■ DATASET EXTRACT:
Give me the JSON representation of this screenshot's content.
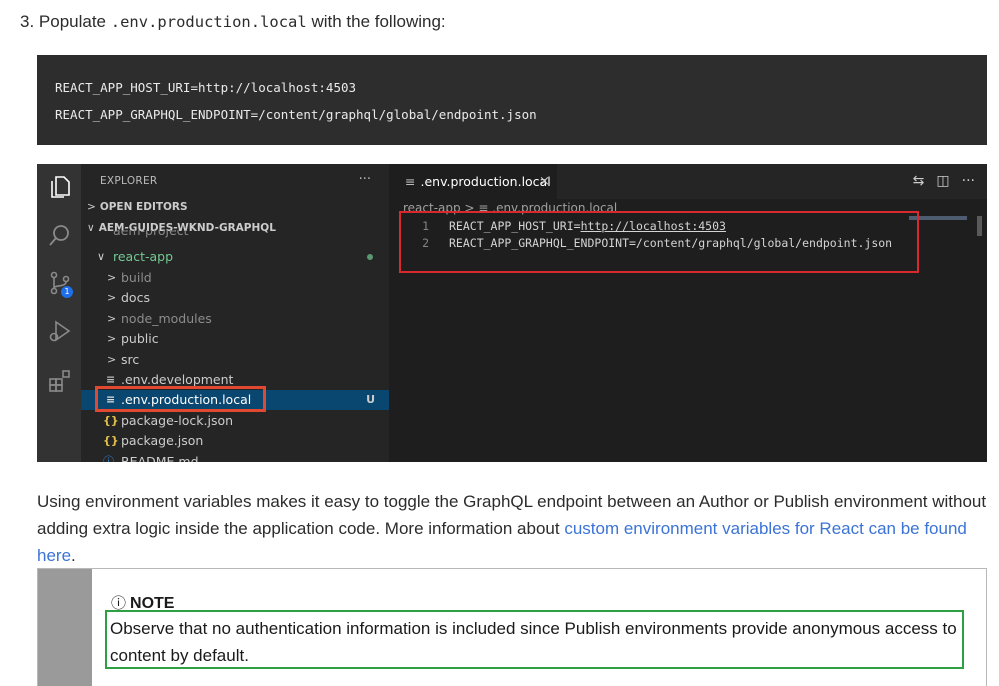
{
  "step": {
    "prefix": "3. Populate ",
    "filename": ".env.production.local",
    "suffix": " with the following:"
  },
  "code_block": {
    "lines": [
      "REACT_APP_HOST_URI=http://localhost:4503",
      "REACT_APP_GRAPHQL_ENDPOINT=/content/graphql/global/endpoint.json"
    ]
  },
  "vscode": {
    "explorer_title": "EXPLORER",
    "more": "···",
    "sections": {
      "open_editors": "OPEN EDITORS",
      "project": "AEM-GUIDES-WKND-GRAPHQL",
      "cut_off": "aem-project"
    },
    "tree": {
      "react_app": "react-app",
      "build": "build",
      "docs": "docs",
      "node_modules": "node_modules",
      "public": "public",
      "src": "src",
      "env_development": ".env.development",
      "env_production_local": ".env.production.local",
      "package_lock": "package-lock.json",
      "package_json": "package.json",
      "readme": "README.md",
      "untracked": "U",
      "lines_icon": "≡",
      "json_icon": "{}",
      "info_icon": "ⓘ"
    },
    "scm_badge": "1",
    "tab": {
      "label": ".env.production.local",
      "close": "×"
    },
    "breadcrumb": {
      "folder": "react-app",
      "sep": ">",
      "file": ".env.production.local"
    },
    "editor_lines": [
      {
        "num": "1",
        "key": "REACT_APP_HOST_URI=",
        "link": "http://localhost:4503"
      },
      {
        "num": "2",
        "key": "REACT_APP_GRAPHQL_ENDPOINT=/content/graphql/global/endpoint.json",
        "link": ""
      }
    ]
  },
  "paragraph": {
    "text": "Using environment variables makes it easy to toggle the GraphQL endpoint between an Author or Publish environment without adding extra logic inside the application code. More information about ",
    "link": "custom environment variables for React can be found here",
    "end": "."
  },
  "note": {
    "icon": "ⓘ",
    "title": "NOTE",
    "body": "Observe that no authentication information is included since Publish environments provide anonymous access to content by default."
  },
  "colors": {
    "code_bg": "#2d2d2d",
    "link": "#3b73d6",
    "highlight_red": "#d9282e",
    "highlight_orange": "#e0492f",
    "highlight_green": "#2ea043",
    "selection": "#094771"
  }
}
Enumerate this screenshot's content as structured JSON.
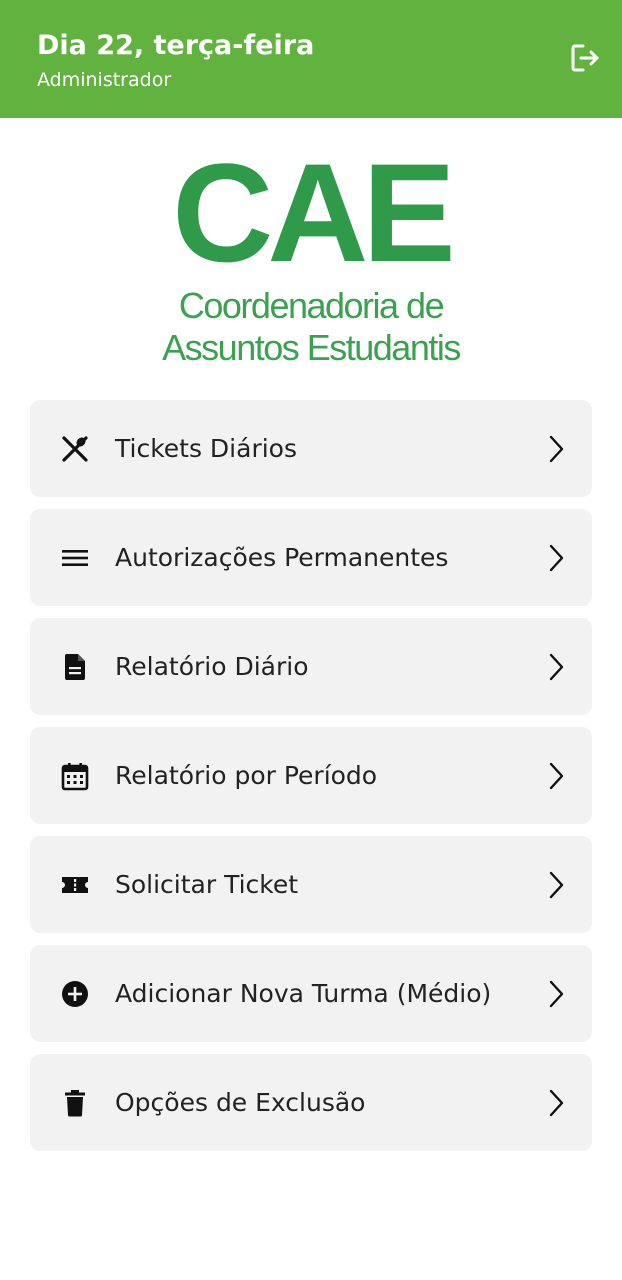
{
  "header": {
    "title": "Dia 22, terça-feira",
    "subtitle": "Administrador",
    "logout_icon": "logout-icon",
    "background": "#62b23f"
  },
  "logo": {
    "acronym": "CAE",
    "line1": "Coordenadoria de",
    "line2": "Assuntos Estudantis",
    "color": "#2f9a4a"
  },
  "menu": {
    "items": [
      {
        "label": "Tickets Diários",
        "icon": "utensils-icon"
      },
      {
        "label": "Autorizações Permanentes",
        "icon": "list-icon"
      },
      {
        "label": "Relatório Diário",
        "icon": "document-icon"
      },
      {
        "label": "Relatório por Período",
        "icon": "calendar-icon"
      },
      {
        "label": "Solicitar Ticket",
        "icon": "ticket-icon"
      },
      {
        "label": "Adicionar Nova Turma (Médio)",
        "icon": "add-circle-icon"
      },
      {
        "label": "Opções de Exclusão",
        "icon": "trash-icon"
      }
    ]
  }
}
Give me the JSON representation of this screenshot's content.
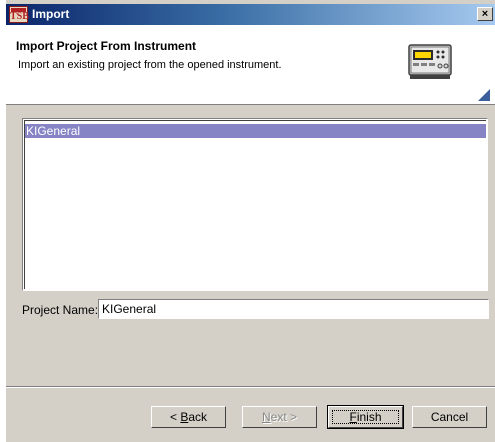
{
  "window": {
    "title": "Import",
    "app_icon_text": "TSB",
    "close_glyph": "×"
  },
  "header": {
    "title": "Import Project From Instrument",
    "description": "Import an existing project from the opened instrument.",
    "icon": "instrument-icon"
  },
  "project_list": {
    "items": [
      "KIGeneral"
    ],
    "selected": "KIGeneral"
  },
  "project_name": {
    "label": "Project Name:",
    "value": "KIGeneral"
  },
  "buttons": {
    "back": {
      "prefix": "< ",
      "accel": "B",
      "rest": "ack"
    },
    "next": {
      "accel": "N",
      "rest": "ext >"
    },
    "finish": {
      "accel": "F",
      "rest": "inish"
    },
    "cancel": "Cancel"
  }
}
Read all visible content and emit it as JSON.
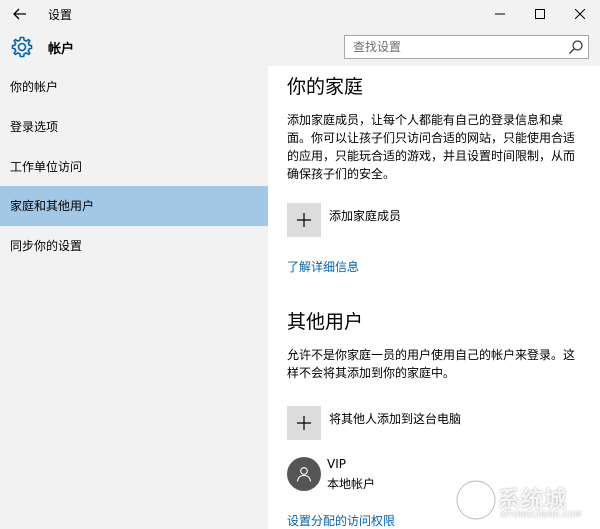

■ GOAL: Exactly reproduce the entries above, minus the pictures.

■ PROBLEM SOLUTION:
Give me the JSON representation of this screenshot's content.
{
  "step": {
    "prefix": "3. Populate ",
    "filename": ".env.production.local",
    "suffix": " with the following:"
  },
  "code_block": {
    "lines": [
      "REACT_APP_HOST_URI=http://localhost:4503",
      "REACT_APP_GRAPHQL_ENDPOINT=/content/graphql/global/endpoint.json"
    ]
  },
  "vscode": {
    "explorer_title": "EXPLORER",
    "more": "···",
    "sections": {
      "open_editors": "OPEN EDITORS",
      "project": "AEM-GUIDES-WKND-GRAPHQL",
      "cut_off": "aem-project"
    },
    "tree": {
      "react_app": "react-app",
      "build": "build",
      "docs": "docs",
      "node_modules": "node_modules",
      "public": "public",
      "src": "src",
      "env_development": ".env.development",
      "env_production_local": ".env.production.local",
      "package_lock": "package-lock.json",
      "package_json": "package.json",
      "readme": "README.md",
      "untracked": "U",
      "lines_icon": "≡",
      "json_icon": "{}",
      "info_icon": "ⓘ"
    },
    "scm_badge": "1",
    "tab": {
      "label": ".env.production.local",
      "close": "×"
    },
    "breadcrumb": {
      "folder": "react-app",
      "sep": ">",
      "file": ".env.production.local"
    },
    "editor_lines": [
      {
        "num": "1",
        "key": "REACT_APP_HOST_URI=",
        "link": "http://localhost:4503"
      },
      {
        "num": "2",
        "key": "REACT_APP_GRAPHQL_ENDPOINT=/content/graphql/global/endpoint.json",
        "link": ""
      }
    ]
  },
  "paragraph": {
    "text": "Using environment variables makes it easy to toggle the GraphQL endpoint between an Author or Publish environment without adding extra logic inside the application code. More information about ",
    "link": "custom environment variables for React can be found here",
    "end": "."
  },
  "note": {
    "icon": "ⓘ",
    "title": "NOTE",
    "body": "Observe that no authentication information is included since Publish environments provide anonymous access to content by default."
  },
  "colors": {
    "code_bg": "#2d2d2d",
    "link": "#3b73d6",
    "highlight_red": "#d9282e",
    "highlight_orange": "#e0492f",
    "highlight_green": "#2ea043",
    "selection": "#094771"
  }
}
Enumerate this screenshot's content as structured JSON.
{
  "header": {
    "title": "Dia 22, terça-feira",
    "subtitle": "Administrador",
    "logout_icon": "logout-icon",
    "background": "#62b23f"
  },
  "logo": {
    "acronym": "CAE",
    "line1": "Coordenadoria de",
    "line2": "Assuntos Estudantis",
    "color": "#2f9a4a"
  },
  "menu": {
    "items": [
      {
        "label": "Tickets Diários",
        "icon": "utensils-icon"
      },
      {
        "label": "Autorizações Permanentes",
        "icon": "list-icon"
      },
      {
        "label": "Relatório Diário",
        "icon": "document-icon"
      },
      {
        "label": "Relatório por Período",
        "icon": "calendar-icon"
      },
      {
        "label": "Solicitar Ticket",
        "icon": "ticket-icon"
      },
      {
        "label": "Adicionar Nova Turma (Médio)",
        "icon": "add-circle-icon"
      },
      {
        "label": "Opções de Exclusão",
        "icon": "trash-icon"
      }
    ]
  }
}
Give me the JSON representation of this screenshot's content.
{
  "window": {
    "title": "Import",
    "app_icon_text": "TSB",
    "close_glyph": "×"
  },
  "header": {
    "title": "Import Project From Instrument",
    "description": "Import an existing project from the opened instrument.",
    "icon": "instrument-icon"
  },
  "project_list": {
    "items": [
      "KIGeneral"
    ],
    "selected": "KIGeneral"
  },
  "project_name": {
    "label": "Project Name:",
    "value": "KIGeneral"
  },
  "buttons": {
    "back": {
      "prefix": "< ",
      "accel": "B",
      "rest": "ack"
    },
    "next": {
      "accel": "N",
      "rest": "ext >"
    },
    "finish": {
      "accel": "F",
      "rest": "inish"
    },
    "cancel": "Cancel"
  }
}
Read all visible content and emit it as JSON.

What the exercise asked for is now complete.